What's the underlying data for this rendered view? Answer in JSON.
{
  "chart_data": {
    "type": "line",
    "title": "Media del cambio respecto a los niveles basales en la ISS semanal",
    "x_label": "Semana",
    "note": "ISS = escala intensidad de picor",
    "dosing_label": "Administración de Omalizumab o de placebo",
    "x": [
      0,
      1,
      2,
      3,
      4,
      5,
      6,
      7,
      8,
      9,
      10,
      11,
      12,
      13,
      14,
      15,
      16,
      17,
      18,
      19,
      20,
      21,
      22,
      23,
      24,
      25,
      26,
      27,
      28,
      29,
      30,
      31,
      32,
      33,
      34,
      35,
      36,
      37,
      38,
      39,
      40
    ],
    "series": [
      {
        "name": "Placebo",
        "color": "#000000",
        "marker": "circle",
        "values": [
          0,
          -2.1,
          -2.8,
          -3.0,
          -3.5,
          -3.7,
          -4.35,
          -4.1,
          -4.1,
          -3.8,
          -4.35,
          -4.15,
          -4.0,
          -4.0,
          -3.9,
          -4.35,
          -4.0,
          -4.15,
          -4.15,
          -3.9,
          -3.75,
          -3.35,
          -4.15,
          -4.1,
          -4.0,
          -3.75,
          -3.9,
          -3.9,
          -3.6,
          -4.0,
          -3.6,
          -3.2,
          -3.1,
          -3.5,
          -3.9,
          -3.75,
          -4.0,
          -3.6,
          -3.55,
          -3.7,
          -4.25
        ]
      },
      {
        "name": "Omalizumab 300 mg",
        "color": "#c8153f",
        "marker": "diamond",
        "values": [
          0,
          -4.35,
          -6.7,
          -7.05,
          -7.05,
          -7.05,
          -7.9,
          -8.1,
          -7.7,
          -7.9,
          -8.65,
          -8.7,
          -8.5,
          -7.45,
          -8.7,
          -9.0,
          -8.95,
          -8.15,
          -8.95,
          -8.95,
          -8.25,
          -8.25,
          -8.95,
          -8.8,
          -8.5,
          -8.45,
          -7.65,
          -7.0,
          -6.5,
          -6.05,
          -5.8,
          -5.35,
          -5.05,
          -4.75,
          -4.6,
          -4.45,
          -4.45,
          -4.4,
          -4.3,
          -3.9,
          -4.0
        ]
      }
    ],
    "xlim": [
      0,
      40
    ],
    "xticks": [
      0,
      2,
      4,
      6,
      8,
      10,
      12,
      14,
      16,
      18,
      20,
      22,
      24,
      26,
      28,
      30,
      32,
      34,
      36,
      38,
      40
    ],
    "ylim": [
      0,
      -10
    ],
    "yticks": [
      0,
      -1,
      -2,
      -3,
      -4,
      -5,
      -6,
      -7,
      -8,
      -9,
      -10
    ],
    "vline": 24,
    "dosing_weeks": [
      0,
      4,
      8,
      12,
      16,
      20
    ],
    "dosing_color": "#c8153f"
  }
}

--------------------

Where a line contains "Omalizumab", copy that line.

Exercise result =>
    "dosing_label": "Administración de Omalizumab o de placebo",
        "name": "Omalizumab 300 mg",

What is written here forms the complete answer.